Written instruction. Repeat every line below exactly, word for word.
───
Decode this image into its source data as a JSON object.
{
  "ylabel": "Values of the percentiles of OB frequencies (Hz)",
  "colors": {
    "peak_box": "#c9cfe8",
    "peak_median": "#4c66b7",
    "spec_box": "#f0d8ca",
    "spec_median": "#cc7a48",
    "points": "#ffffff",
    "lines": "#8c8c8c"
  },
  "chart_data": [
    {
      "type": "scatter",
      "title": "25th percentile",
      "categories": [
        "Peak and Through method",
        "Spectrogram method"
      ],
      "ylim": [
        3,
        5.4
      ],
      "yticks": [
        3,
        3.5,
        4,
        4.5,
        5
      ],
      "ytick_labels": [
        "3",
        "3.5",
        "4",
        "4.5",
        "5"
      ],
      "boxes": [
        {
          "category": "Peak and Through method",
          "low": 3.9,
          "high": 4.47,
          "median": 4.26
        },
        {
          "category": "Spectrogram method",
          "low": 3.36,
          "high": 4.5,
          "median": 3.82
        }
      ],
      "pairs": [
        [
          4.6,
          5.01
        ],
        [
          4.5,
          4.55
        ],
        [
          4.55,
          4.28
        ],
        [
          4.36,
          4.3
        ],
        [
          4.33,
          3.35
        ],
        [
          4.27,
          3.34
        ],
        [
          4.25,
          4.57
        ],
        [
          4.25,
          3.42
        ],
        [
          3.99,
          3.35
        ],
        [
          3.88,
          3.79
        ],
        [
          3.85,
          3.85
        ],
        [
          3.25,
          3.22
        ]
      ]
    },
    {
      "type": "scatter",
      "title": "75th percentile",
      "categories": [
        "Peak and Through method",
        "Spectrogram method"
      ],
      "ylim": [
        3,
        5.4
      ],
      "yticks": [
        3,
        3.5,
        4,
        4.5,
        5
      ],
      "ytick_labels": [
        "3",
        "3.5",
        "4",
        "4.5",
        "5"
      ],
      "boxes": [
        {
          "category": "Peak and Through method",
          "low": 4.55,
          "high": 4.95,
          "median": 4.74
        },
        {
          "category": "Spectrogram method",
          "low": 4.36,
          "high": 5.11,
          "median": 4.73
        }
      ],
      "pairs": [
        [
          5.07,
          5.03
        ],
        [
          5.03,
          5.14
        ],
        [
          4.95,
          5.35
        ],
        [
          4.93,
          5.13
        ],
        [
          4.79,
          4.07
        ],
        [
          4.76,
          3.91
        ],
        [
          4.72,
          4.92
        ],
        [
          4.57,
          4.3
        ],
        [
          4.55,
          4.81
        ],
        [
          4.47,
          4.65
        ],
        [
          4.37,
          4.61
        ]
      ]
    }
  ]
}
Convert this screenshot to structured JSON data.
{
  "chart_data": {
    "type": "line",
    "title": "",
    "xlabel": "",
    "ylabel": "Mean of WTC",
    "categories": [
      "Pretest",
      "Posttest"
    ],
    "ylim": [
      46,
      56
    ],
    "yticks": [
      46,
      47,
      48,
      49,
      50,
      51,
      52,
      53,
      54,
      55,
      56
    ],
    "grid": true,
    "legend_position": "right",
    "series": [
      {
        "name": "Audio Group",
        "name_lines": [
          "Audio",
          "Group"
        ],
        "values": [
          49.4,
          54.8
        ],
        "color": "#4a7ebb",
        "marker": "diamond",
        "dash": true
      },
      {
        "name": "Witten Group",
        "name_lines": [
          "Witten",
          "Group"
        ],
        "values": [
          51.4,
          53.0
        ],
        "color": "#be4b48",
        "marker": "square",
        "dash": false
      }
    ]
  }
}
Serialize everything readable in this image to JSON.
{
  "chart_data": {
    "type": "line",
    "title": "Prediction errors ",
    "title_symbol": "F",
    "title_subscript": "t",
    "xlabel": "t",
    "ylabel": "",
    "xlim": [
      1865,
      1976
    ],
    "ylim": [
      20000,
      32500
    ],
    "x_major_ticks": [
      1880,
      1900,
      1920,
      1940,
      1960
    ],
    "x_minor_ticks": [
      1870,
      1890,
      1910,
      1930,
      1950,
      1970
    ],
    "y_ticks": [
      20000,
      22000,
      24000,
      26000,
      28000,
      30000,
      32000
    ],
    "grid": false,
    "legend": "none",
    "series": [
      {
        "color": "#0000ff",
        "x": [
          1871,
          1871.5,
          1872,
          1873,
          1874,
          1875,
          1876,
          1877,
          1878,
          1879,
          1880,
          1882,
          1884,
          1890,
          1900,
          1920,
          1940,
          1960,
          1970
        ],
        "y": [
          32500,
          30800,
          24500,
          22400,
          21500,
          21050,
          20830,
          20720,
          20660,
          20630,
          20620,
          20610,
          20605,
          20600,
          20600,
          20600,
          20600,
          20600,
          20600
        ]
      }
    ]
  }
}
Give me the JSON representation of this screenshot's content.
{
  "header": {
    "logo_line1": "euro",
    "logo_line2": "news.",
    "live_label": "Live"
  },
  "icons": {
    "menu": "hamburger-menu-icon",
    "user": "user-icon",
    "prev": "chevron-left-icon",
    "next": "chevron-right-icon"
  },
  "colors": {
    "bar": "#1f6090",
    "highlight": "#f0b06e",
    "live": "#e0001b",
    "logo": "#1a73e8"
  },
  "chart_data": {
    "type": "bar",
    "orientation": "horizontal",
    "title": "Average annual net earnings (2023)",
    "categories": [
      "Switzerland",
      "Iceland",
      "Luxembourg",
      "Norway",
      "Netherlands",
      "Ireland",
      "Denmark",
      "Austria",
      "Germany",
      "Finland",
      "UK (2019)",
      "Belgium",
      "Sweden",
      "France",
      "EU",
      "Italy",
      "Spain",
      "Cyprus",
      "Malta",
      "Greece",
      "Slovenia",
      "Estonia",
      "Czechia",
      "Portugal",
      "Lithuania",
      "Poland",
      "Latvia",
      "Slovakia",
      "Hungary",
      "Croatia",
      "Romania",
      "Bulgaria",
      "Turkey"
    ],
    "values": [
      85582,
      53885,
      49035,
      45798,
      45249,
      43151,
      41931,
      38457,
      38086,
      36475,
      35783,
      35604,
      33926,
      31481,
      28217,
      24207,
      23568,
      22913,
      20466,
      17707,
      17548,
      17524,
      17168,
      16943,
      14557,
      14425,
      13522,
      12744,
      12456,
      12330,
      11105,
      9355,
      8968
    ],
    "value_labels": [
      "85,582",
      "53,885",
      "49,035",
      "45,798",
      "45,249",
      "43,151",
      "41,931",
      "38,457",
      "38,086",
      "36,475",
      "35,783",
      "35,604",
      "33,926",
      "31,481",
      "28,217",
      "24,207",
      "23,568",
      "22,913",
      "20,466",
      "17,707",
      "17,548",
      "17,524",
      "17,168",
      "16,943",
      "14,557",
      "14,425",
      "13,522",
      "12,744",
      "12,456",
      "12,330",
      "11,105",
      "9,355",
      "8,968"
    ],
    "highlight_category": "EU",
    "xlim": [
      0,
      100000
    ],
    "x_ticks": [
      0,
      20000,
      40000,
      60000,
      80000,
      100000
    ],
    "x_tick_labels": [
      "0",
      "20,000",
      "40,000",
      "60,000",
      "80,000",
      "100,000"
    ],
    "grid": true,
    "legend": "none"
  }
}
───
Answer to the task.
Decode this image into its source data as a JSON object.
{
  "ylabel": "Values of the percentiles of OB frequencies (Hz)",
  "colors": {
    "peak_box": "#c9cfe8",
    "peak_median": "#4c66b7",
    "spec_box": "#f0d8ca",
    "spec_median": "#cc7a48",
    "points": "#ffffff",
    "lines": "#8c8c8c"
  },
  "chart_data": [
    {
      "type": "scatter",
      "title": "25th percentile",
      "categories": [
        "Peak and Through method",
        "Spectrogram method"
      ],
      "ylim": [
        3,
        5.4
      ],
      "yticks": [
        3,
        3.5,
        4,
        4.5,
        5
      ],
      "ytick_labels": [
        "3",
        "3.5",
        "4",
        "4.5",
        "5"
      ],
      "boxes": [
        {
          "category": "Peak and Through method",
          "low": 3.9,
          "high": 4.47,
          "median": 4.26
        },
        {
          "category": "Spectrogram method",
          "low": 3.36,
          "high": 4.5,
          "median": 3.82
        }
      ],
      "pairs": [
        [
          4.6,
          5.01
        ],
        [
          4.5,
          4.55
        ],
        [
          4.55,
          4.28
        ],
        [
          4.36,
          4.3
        ],
        [
          4.33,
          3.35
        ],
        [
          4.27,
          3.34
        ],
        [
          4.25,
          4.57
        ],
        [
          4.25,
          3.42
        ],
        [
          3.99,
          3.35
        ],
        [
          3.88,
          3.79
        ],
        [
          3.85,
          3.85
        ],
        [
          3.25,
          3.22
        ]
      ]
    },
    {
      "type": "scatter",
      "title": "75th percentile",
      "categories": [
        "Peak and Through method",
        "Spectrogram method"
      ],
      "ylim": [
        3,
        5.4
      ],
      "yticks": [
        3,
        3.5,
        4,
        4.5,
        5
      ],
      "ytick_labels": [
        "3",
        "3.5",
        "4",
        "4.5",
        "5"
      ],
      "boxes": [
        {
          "category": "Peak and Through method",
          "low": 4.55,
          "high": 4.95,
          "median": 4.74
        },
        {
          "category": "Spectrogram method",
          "low": 4.36,
          "high": 5.11,
          "median": 4.73
        }
      ],
      "pairs": [
        [
          5.07,
          5.03
        ],
        [
          5.03,
          5.14
        ],
        [
          4.95,
          5.35
        ],
        [
          4.93,
          5.13
        ],
        [
          4.79,
          4.07
        ],
        [
          4.76,
          3.91
        ],
        [
          4.72,
          4.92
        ],
        [
          4.57,
          4.3
        ],
        [
          4.55,
          4.81
        ],
        [
          4.47,
          4.65
        ],
        [
          4.37,
          4.61
        ]
      ]
    }
  ]
}
Convert this screenshot to structured JSON data.
{
  "chart_data": {
    "type": "line",
    "title": "",
    "xlabel": "",
    "ylabel": "Mean of WTC",
    "categories": [
      "Pretest",
      "Posttest"
    ],
    "ylim": [
      46,
      56
    ],
    "yticks": [
      46,
      47,
      48,
      49,
      50,
      51,
      52,
      53,
      54,
      55,
      56
    ],
    "grid": true,
    "legend_position": "right",
    "series": [
      {
        "name": "Audio Group",
        "name_lines": [
          "Audio",
          "Group"
        ],
        "values": [
          49.4,
          54.8
        ],
        "color": "#4a7ebb",
        "marker": "diamond",
        "dash": true
      },
      {
        "name": "Witten Group",
        "name_lines": [
          "Witten",
          "Group"
        ],
        "values": [
          51.4,
          53.0
        ],
        "color": "#be4b48",
        "marker": "square",
        "dash": false
      }
    ]
  }
}
Serialize everything readable in this image to JSON.
{
  "chart_data": {
    "type": "line",
    "title": "Prediction errors ",
    "title_symbol": "F",
    "title_subscript": "t",
    "xlabel": "t",
    "ylabel": "",
    "xlim": [
      1865,
      1976
    ],
    "ylim": [
      20000,
      32500
    ],
    "x_major_ticks": [
      1880,
      1900,
      1920,
      1940,
      1960
    ],
    "x_minor_ticks": [
      1870,
      1890,
      1910,
      1930,
      1950,
      1970
    ],
    "y_ticks": [
      20000,
      22000,
      24000,
      26000,
      28000,
      30000,
      32000
    ],
    "grid": false,
    "legend": "none",
    "series": [
      {
        "color": "#0000ff",
        "x": [
          1871,
          1871.5,
          1872,
          1873,
          1874,
          1875,
          1876,
          1877,
          1878,
          1879,
          1880,
          1882,
          1884,
          1890,
          1900,
          1920,
          1940,
          1960,
          1970
        ],
        "y": [
          32500,
          30800,
          24500,
          22400,
          21500,
          21050,
          20830,
          20720,
          20660,
          20630,
          20620,
          20610,
          20605,
          20600,
          20600,
          20600,
          20600,
          20600,
          20600
        ]
      }
    ]
  }
}
Give me the JSON representation of this screenshot's content.
{
  "header": {
    "logo_line1": "euro",
    "logo_line2": "news.",
    "live_label": "Live"
  },
  "icons": {
    "menu": "hamburger-menu-icon",
    "user": "user-icon",
    "prev": "chevron-left-icon",
    "next": "chevron-right-icon"
  },
  "colors": {
    "bar": "#1f6090",
    "highlight": "#f0b06e",
    "live": "#e0001b",
    "logo": "#1a73e8"
  },
  "chart_data": {
    "type": "bar",
    "orientation": "horizontal",
    "title": "Average annual net earnings (2023)",
    "categories": [
      "Switzerland",
      "Iceland",
      "Luxembourg",
      "Norway",
      "Netherlands",
      "Ireland",
      "Denmark",
      "Austria",
      "Germany",
      "Finland",
      "UK (2019)",
      "Belgium",
      "Sweden",
      "France",
      "EU",
      "Italy",
      "Spain",
      "Cyprus",
      "Malta",
      "Greece",
      "Slovenia",
      "Estonia",
      "Czechia",
      "Portugal",
      "Lithuania",
      "Poland",
      "Latvia",
      "Slovakia",
      "Hungary",
      "Croatia",
      "Romania",
      "Bulgaria",
      "Turkey"
    ],
    "values": [
      85582,
      53885,
      49035,
      45798,
      45249,
      43151,
      41931,
      38457,
      38086,
      36475,
      35783,
      35604,
      33926,
      31481,
      28217,
      24207,
      23568,
      22913,
      20466,
      17707,
      17548,
      17524,
      17168,
      16943,
      14557,
      14425,
      13522,
      12744,
      12456,
      12330,
      11105,
      9355,
      8968
    ],
    "value_labels": [
      "85,582",
      "53,885",
      "49,035",
      "45,798",
      "45,249",
      "43,151",
      "41,931",
      "38,457",
      "38,086",
      "36,475",
      "35,783",
      "35,604",
      "33,926",
      "31,481",
      "28,217",
      "24,207",
      "23,568",
      "22,913",
      "20,466",
      "17,707",
      "17,548",
      "17,524",
      "17,168",
      "16,943",
      "14,557",
      "14,425",
      "13,522",
      "12,744",
      "12,456",
      "12,330",
      "11,105",
      "9,355",
      "8,968"
    ],
    "highlight_category": "EU",
    "xlim": [
      0,
      100000
    ],
    "x_ticks": [
      0,
      20000,
      40000,
      60000,
      80000,
      100000
    ],
    "x_tick_labels": [
      "0",
      "20,000",
      "40,000",
      "60,000",
      "80,000",
      "100,000"
    ],
    "grid": true,
    "legend": "none"
  }
}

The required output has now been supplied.